Print all of the lines exactly. Any picture among them stays out.

Dataset records:
..........

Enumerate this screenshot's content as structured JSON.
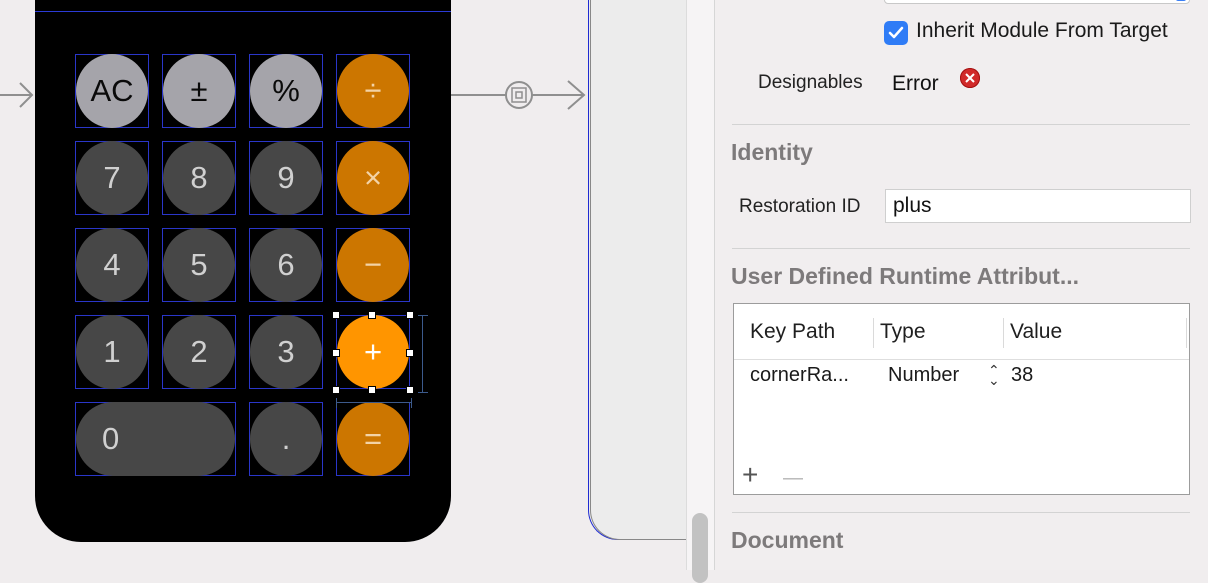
{
  "calculator": {
    "rows": [
      [
        {
          "label": "AC",
          "style": "light"
        },
        {
          "label": "±",
          "style": "light"
        },
        {
          "label": "%",
          "style": "light"
        },
        {
          "label": "÷",
          "style": "orange"
        }
      ],
      [
        {
          "label": "7",
          "style": "dark"
        },
        {
          "label": "8",
          "style": "dark"
        },
        {
          "label": "9",
          "style": "dark"
        },
        {
          "label": "×",
          "style": "orange"
        }
      ],
      [
        {
          "label": "4",
          "style": "dark"
        },
        {
          "label": "5",
          "style": "dark"
        },
        {
          "label": "6",
          "style": "dark"
        },
        {
          "label": "−",
          "style": "orange"
        }
      ],
      [
        {
          "label": "1",
          "style": "dark"
        },
        {
          "label": "2",
          "style": "dark"
        },
        {
          "label": "3",
          "style": "dark"
        },
        {
          "label": "+",
          "style": "orange-sel"
        }
      ],
      [
        {
          "label": "0",
          "style": "dark"
        },
        {
          "label": ".",
          "style": "dark"
        },
        {
          "label": "=",
          "style": "orange"
        }
      ]
    ]
  },
  "inspector": {
    "inherit_module_label": "Inherit Module From Target",
    "inherit_module_checked": true,
    "designables_label": "Designables",
    "designables_value": "Error",
    "identity_title": "Identity",
    "restoration_id_label": "Restoration ID",
    "restoration_id_value": "plus",
    "runtime_attrs_title": "User Defined Runtime Attribut...",
    "table": {
      "headers": [
        "Key Path",
        "Type",
        "Value"
      ],
      "rows": [
        {
          "key_path": "cornerRa...",
          "type": "Number",
          "value": "38"
        }
      ]
    },
    "add_symbol": "+",
    "remove_symbol": "—",
    "document_title": "Document"
  },
  "colors": {
    "accent": "#2f7cf6",
    "orange": "#ff9500",
    "error": "#d12a2a"
  }
}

..........

» REPLY TO THE EXERCISE
Enumerate this screenshot's content as structured JSON.
{
  "calculator": {
    "rows": [
      [
        {
          "label": "AC",
          "style": "light"
        },
        {
          "label": "±",
          "style": "light"
        },
        {
          "label": "%",
          "style": "light"
        },
        {
          "label": "÷",
          "style": "orange"
        }
      ],
      [
        {
          "label": "7",
          "style": "dark"
        },
        {
          "label": "8",
          "style": "dark"
        },
        {
          "label": "9",
          "style": "dark"
        },
        {
          "label": "×",
          "style": "orange"
        }
      ],
      [
        {
          "label": "4",
          "style": "dark"
        },
        {
          "label": "5",
          "style": "dark"
        },
        {
          "label": "6",
          "style": "dark"
        },
        {
          "label": "−",
          "style": "orange"
        }
      ],
      [
        {
          "label": "1",
          "style": "dark"
        },
        {
          "label": "2",
          "style": "dark"
        },
        {
          "label": "3",
          "style": "dark"
        },
        {
          "label": "+",
          "style": "orange-sel"
        }
      ],
      [
        {
          "label": "0",
          "style": "dark"
        },
        {
          "label": ".",
          "style": "dark"
        },
        {
          "label": "=",
          "style": "orange"
        }
      ]
    ]
  },
  "inspector": {
    "inherit_module_label": "Inherit Module From Target",
    "inherit_module_checked": true,
    "designables_label": "Designables",
    "designables_value": "Error",
    "identity_title": "Identity",
    "restoration_id_label": "Restoration ID",
    "restoration_id_value": "plus",
    "runtime_attrs_title": "User Defined Runtime Attribut...",
    "table": {
      "headers": [
        "Key Path",
        "Type",
        "Value"
      ],
      "rows": [
        {
          "key_path": "cornerRa...",
          "type": "Number",
          "value": "38"
        }
      ]
    },
    "add_symbol": "+",
    "remove_symbol": "—",
    "document_title": "Document"
  },
  "colors": {
    "accent": "#2f7cf6",
    "orange": "#ff9500",
    "error": "#d12a2a"
  }
}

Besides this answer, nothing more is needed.